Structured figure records
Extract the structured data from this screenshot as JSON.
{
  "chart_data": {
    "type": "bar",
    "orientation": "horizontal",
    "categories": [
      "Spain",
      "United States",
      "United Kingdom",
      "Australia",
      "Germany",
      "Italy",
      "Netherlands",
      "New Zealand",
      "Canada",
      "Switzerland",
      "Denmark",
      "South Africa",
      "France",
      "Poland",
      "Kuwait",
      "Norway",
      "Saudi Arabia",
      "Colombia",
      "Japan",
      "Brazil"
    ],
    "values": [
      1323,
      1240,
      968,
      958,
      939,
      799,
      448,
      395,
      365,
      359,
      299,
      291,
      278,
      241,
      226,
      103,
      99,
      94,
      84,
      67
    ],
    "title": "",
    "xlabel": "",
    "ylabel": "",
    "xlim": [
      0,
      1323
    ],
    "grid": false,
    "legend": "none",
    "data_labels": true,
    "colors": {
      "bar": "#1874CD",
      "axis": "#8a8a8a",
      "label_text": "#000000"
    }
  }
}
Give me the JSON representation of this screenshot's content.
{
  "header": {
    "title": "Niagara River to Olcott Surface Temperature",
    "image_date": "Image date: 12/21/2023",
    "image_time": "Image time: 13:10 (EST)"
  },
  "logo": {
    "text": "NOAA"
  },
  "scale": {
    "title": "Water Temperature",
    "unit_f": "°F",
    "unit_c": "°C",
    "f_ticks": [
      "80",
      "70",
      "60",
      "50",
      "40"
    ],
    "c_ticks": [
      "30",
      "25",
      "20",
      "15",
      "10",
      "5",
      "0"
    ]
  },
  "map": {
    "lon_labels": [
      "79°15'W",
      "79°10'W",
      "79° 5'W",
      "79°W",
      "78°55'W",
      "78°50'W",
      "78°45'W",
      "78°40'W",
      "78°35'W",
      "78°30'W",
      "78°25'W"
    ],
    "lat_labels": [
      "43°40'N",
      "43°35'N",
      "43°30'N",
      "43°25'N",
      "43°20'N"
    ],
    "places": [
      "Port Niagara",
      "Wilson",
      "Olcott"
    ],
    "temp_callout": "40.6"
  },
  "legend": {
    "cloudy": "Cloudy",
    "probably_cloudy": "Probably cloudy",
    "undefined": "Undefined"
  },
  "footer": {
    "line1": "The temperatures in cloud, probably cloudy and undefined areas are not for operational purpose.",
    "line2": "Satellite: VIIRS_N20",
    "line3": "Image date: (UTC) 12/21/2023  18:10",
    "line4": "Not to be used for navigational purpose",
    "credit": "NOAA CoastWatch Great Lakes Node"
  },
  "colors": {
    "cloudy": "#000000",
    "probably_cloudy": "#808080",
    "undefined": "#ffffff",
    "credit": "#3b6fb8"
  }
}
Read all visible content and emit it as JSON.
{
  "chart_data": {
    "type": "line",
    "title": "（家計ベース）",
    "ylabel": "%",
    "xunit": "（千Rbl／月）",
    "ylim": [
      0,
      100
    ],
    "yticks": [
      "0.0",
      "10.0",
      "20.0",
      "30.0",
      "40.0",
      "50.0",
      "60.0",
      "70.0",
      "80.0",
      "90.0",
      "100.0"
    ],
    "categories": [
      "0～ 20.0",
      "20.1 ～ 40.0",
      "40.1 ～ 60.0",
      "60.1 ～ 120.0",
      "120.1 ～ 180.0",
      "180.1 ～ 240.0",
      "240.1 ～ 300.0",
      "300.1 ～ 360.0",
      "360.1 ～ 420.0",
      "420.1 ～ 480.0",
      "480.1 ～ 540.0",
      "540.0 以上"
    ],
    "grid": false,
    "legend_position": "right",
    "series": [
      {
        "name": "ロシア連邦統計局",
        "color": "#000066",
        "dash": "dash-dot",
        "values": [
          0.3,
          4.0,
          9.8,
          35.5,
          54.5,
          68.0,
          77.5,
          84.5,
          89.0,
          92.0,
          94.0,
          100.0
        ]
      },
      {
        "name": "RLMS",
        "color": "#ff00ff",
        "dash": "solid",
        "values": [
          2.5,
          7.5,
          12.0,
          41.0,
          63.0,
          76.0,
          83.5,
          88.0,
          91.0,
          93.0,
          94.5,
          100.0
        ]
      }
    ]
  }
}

- EXERCISE DIRECTIONS -
Go through the listing above line by line and say how many lines hold the word "purpose". Reply with that number only.

- CORRECT ANSWER -
2